_GOAL:_ Would you pull out every line of the material that contains the string "Autocorrelation"?

-- START OF SUPPLIED RECORDS --

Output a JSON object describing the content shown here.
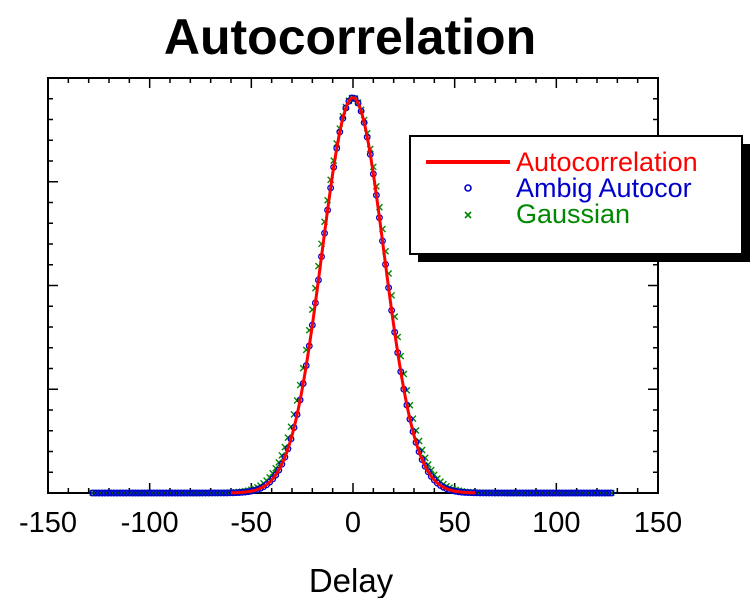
{
  "chart_data": {
    "type": "line",
    "title": "Autocorrelation",
    "xlabel": "Delay",
    "ylabel": "",
    "xlim": [
      -150,
      150
    ],
    "ylim": [
      0,
      1.05
    ],
    "xticks": [
      -150,
      -100,
      -50,
      0,
      50,
      100,
      150
    ],
    "x_range": [
      -128,
      128
    ],
    "grid": false,
    "legend_position": "top-right",
    "series": [
      {
        "name": "Autocorrelation",
        "color": "#ff0000",
        "marker": "line",
        "fwhm": 36,
        "peak": 1.0
      },
      {
        "name": "Ambig Autocor",
        "color": "#0000cc",
        "marker": "circle",
        "fwhm": 36,
        "peak": 1.0
      },
      {
        "name": "Gaussian",
        "color": "#008800",
        "marker": "x",
        "fwhm": 38,
        "peak": 1.0
      }
    ]
  }
}
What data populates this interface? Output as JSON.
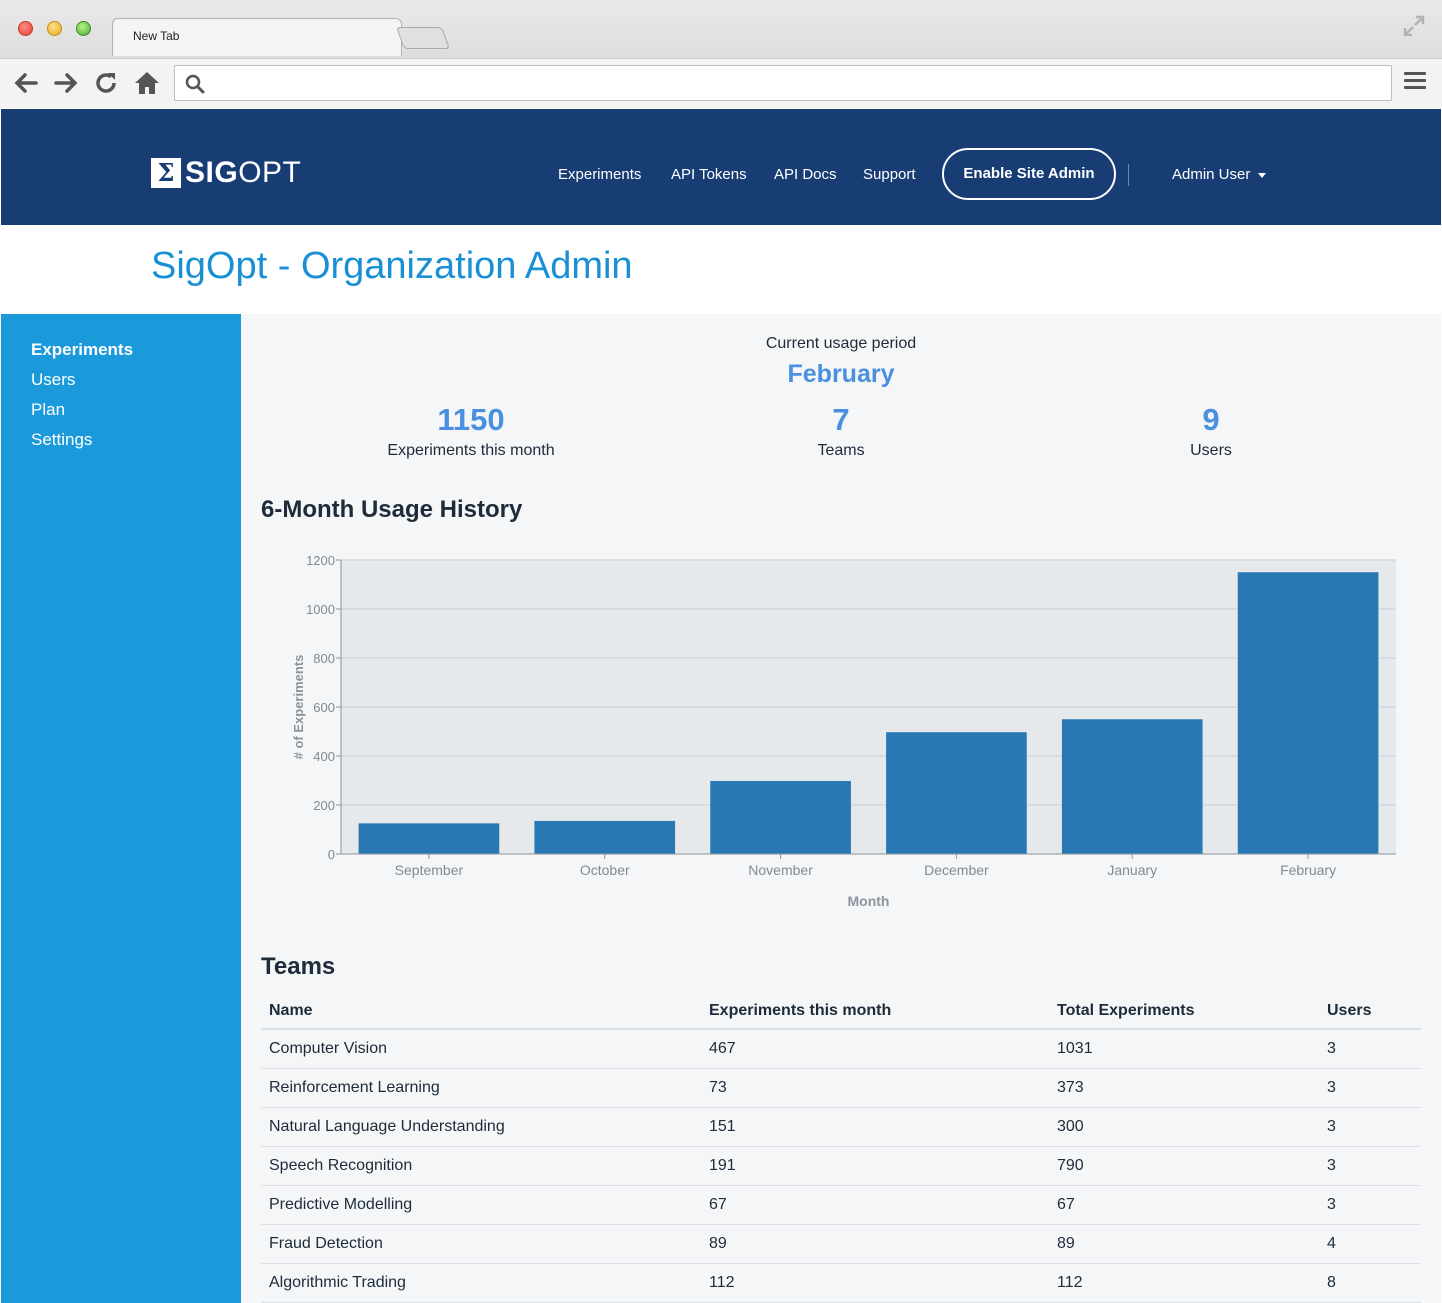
{
  "browser": {
    "tab_title": "New Tab",
    "url": "",
    "icons": [
      "back-arrow-icon",
      "forward-arrow-icon",
      "reload-icon",
      "home-icon",
      "search-icon",
      "menu-icon",
      "expand-icon"
    ]
  },
  "header": {
    "logo_mark": "Σ",
    "logo_bold": "SIG",
    "logo_light": "OPT",
    "nav": [
      "Experiments",
      "API Tokens",
      "API Docs",
      "Support"
    ],
    "site_admin_button": "Enable Site Admin",
    "user_menu": "Admin User",
    "colors": {
      "header_bg": "#173d74",
      "accent": "#1a90d4"
    }
  },
  "page": {
    "title": "SigOpt - Organization Admin"
  },
  "sidebar": {
    "items": [
      {
        "label": "Experiments",
        "active": true
      },
      {
        "label": "Users",
        "active": false
      },
      {
        "label": "Plan",
        "active": false
      },
      {
        "label": "Settings",
        "active": false
      }
    ],
    "color": "#1a9adb"
  },
  "usage": {
    "period_label": "Current usage period",
    "period_month": "February",
    "stats": [
      {
        "value": "1150",
        "label": "Experiments this month"
      },
      {
        "value": "7",
        "label": "Teams"
      },
      {
        "value": "9",
        "label": "Users"
      }
    ]
  },
  "history_title": "6-Month Usage History",
  "chart_data": {
    "type": "bar",
    "categories": [
      "September",
      "October",
      "November",
      "December",
      "January",
      "February"
    ],
    "values": [
      125,
      135,
      298,
      497,
      550,
      1150
    ],
    "title": "",
    "xlabel": "Month",
    "ylabel": "# of Experiments",
    "ylim": [
      0,
      1200
    ],
    "yticks": [
      0,
      200,
      400,
      600,
      800,
      1000,
      1200
    ],
    "grid": true,
    "bar_color": "#2878b4",
    "plot_bg": "#e6e9ec"
  },
  "teams": {
    "title": "Teams",
    "columns": [
      "Name",
      "Experiments this month",
      "Total Experiments",
      "Users"
    ],
    "rows": [
      [
        "Computer Vision",
        "467",
        "1031",
        "3"
      ],
      [
        "Reinforcement Learning",
        "73",
        "373",
        "3"
      ],
      [
        "Natural Language Understanding",
        "151",
        "300",
        "3"
      ],
      [
        "Speech Recognition",
        "191",
        "790",
        "3"
      ],
      [
        "Predictive Modelling",
        "67",
        "67",
        "3"
      ],
      [
        "Fraud Detection",
        "89",
        "89",
        "4"
      ],
      [
        "Algorithmic Trading",
        "112",
        "112",
        "8"
      ]
    ]
  }
}
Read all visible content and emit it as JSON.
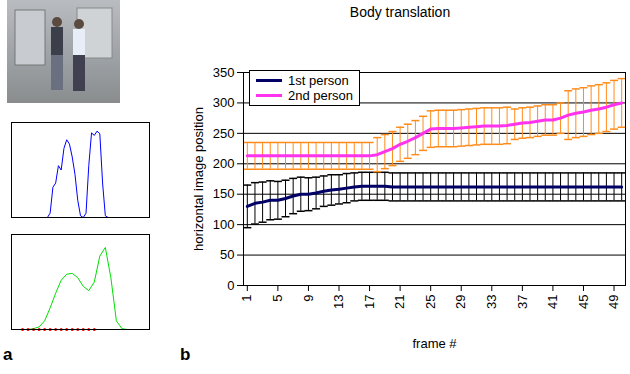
{
  "chart_data": [
    {
      "type": "line",
      "annotations": [
        "a"
      ],
      "x": [
        0,
        2,
        4,
        6,
        8,
        10,
        12,
        14,
        16,
        18,
        20,
        22,
        24,
        26,
        28,
        30,
        32,
        34,
        36,
        38,
        40,
        42,
        44,
        46,
        48,
        50,
        52,
        54,
        56,
        58,
        60,
        62,
        64,
        66,
        68,
        70,
        72,
        74,
        76,
        78,
        80,
        82,
        84,
        86,
        88,
        90,
        92,
        94,
        96,
        98,
        100
      ],
      "series": [
        {
          "color": "#0000ff",
          "values": [
            0,
            0,
            0,
            0,
            0,
            0,
            0,
            0,
            0,
            0,
            0,
            0,
            0,
            0,
            0.05,
            0.35,
            0.4,
            0.6,
            0.55,
            0.8,
            0.9,
            0.85,
            0.7,
            0.5,
            0.2,
            0.02,
            0,
            0.05,
            0.6,
            0.98,
            0.95,
            1.0,
            0.97,
            0.4,
            0.02,
            0,
            0,
            0,
            0,
            0,
            0,
            0,
            0,
            0,
            0,
            0,
            0,
            0,
            0,
            0,
            0
          ]
        }
      ],
      "xlim": [
        0,
        100
      ],
      "ylim": [
        0,
        1.1
      ],
      "tick_labels": false
    },
    {
      "type": "line",
      "x": [
        0,
        4,
        8,
        12,
        16,
        20,
        24,
        28,
        32,
        36,
        40,
        44,
        48,
        52,
        56,
        60,
        64,
        68,
        72,
        76,
        80,
        84,
        88,
        92,
        96,
        100
      ],
      "series": [
        {
          "color": "#00e000",
          "values": [
            0,
            0,
            0,
            0,
            0.01,
            0.03,
            0.1,
            0.25,
            0.42,
            0.57,
            0.64,
            0.65,
            0.6,
            0.5,
            0.45,
            0.55,
            0.85,
            0.95,
            0.6,
            0.1,
            0.01,
            0,
            0,
            0,
            0,
            0
          ]
        },
        {
          "type": "scatter",
          "color": "#ff0000",
          "marker": "dot",
          "values": [
            null,
            null,
            0,
            0,
            0,
            0,
            0,
            0,
            0,
            0,
            0,
            0,
            0,
            0,
            0,
            0,
            null,
            null,
            null,
            null,
            null,
            null,
            null,
            null,
            null,
            null
          ]
        }
      ],
      "xlim": [
        0,
        100
      ],
      "ylim": [
        0,
        1.1
      ],
      "tick_labels": false
    },
    {
      "type": "line",
      "title": "Body translation",
      "x_label": "frame #",
      "y_label": "horizontal image position",
      "annotations": [
        "b"
      ],
      "x": [
        1,
        2,
        3,
        4,
        5,
        6,
        7,
        8,
        9,
        10,
        11,
        12,
        13,
        14,
        15,
        16,
        17,
        18,
        19,
        20,
        21,
        22,
        23,
        24,
        25,
        26,
        27,
        28,
        29,
        30,
        31,
        32,
        33,
        34,
        35,
        36,
        37,
        38,
        39,
        40,
        41,
        42,
        43,
        44,
        45,
        46,
        47,
        48,
        49,
        50
      ],
      "series": [
        {
          "name": "1st person",
          "color": "#000066",
          "values": [
            130,
            135,
            137,
            140,
            140,
            143,
            147,
            150,
            150,
            152,
            155,
            157,
            158,
            160,
            162,
            163,
            163,
            163,
            163,
            162,
            162,
            162,
            162,
            162,
            162,
            162,
            162,
            162,
            162,
            162,
            162,
            162,
            162,
            162,
            162,
            162,
            162,
            162,
            162,
            162,
            162,
            162,
            162,
            162,
            162,
            162,
            162,
            162,
            162,
            162
          ],
          "error": [
            35,
            34,
            33,
            32,
            31,
            30,
            29,
            28,
            27,
            26,
            25,
            25,
            24,
            24,
            23,
            23,
            23,
            23,
            23,
            23,
            23,
            23,
            23,
            23,
            23,
            23,
            23,
            23,
            23,
            23,
            23,
            23,
            23,
            23,
            23,
            23,
            23,
            23,
            23,
            23,
            23,
            23,
            23,
            23,
            23,
            23,
            23,
            23,
            23,
            23
          ]
        },
        {
          "name": "2nd person",
          "color": "#ff33ee",
          "values": [
            213,
            213,
            213,
            213,
            213,
            213,
            213,
            213,
            213,
            213,
            213,
            213,
            213,
            213,
            213,
            213,
            213,
            215,
            220,
            225,
            232,
            237,
            243,
            250,
            257,
            258,
            258,
            258,
            259,
            260,
            261,
            262,
            262,
            262,
            263,
            265,
            267,
            268,
            270,
            272,
            272,
            275,
            280,
            283,
            285,
            288,
            290,
            293,
            297,
            300
          ],
          "error": [
            22,
            22,
            22,
            22,
            22,
            22,
            22,
            22,
            22,
            22,
            22,
            22,
            22,
            22,
            22,
            22,
            22,
            28,
            28,
            28,
            28,
            28,
            28,
            28,
            30,
            30,
            30,
            30,
            30,
            30,
            30,
            30,
            30,
            30,
            30,
            25,
            25,
            25,
            25,
            25,
            25,
            25,
            40,
            40,
            40,
            40,
            40,
            40,
            40,
            40
          ]
        }
      ],
      "xlim": [
        0.5,
        50.5
      ],
      "xticks": [
        1,
        5,
        9,
        13,
        17,
        21,
        25,
        29,
        33,
        37,
        41,
        45,
        49
      ],
      "ylim": [
        0,
        350
      ],
      "yticks": [
        0,
        50,
        100,
        150,
        200,
        250,
        300,
        350
      ],
      "grid": true,
      "legend": "top-left"
    }
  ]
}
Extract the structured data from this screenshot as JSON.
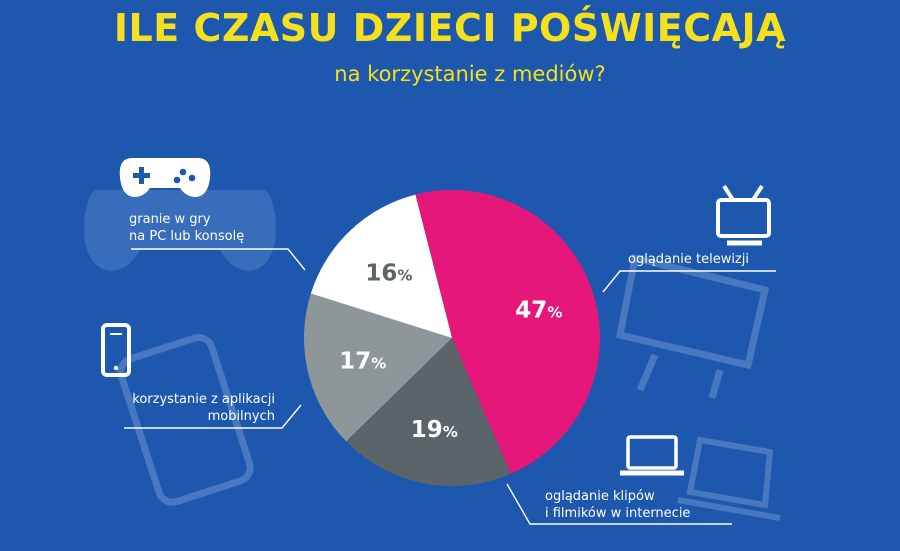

-- END OF SUPPLIED RECORDS --

_TASK SOLUTION:_
    "title": "Autocorrelation",
        "name": "Autocorrelation",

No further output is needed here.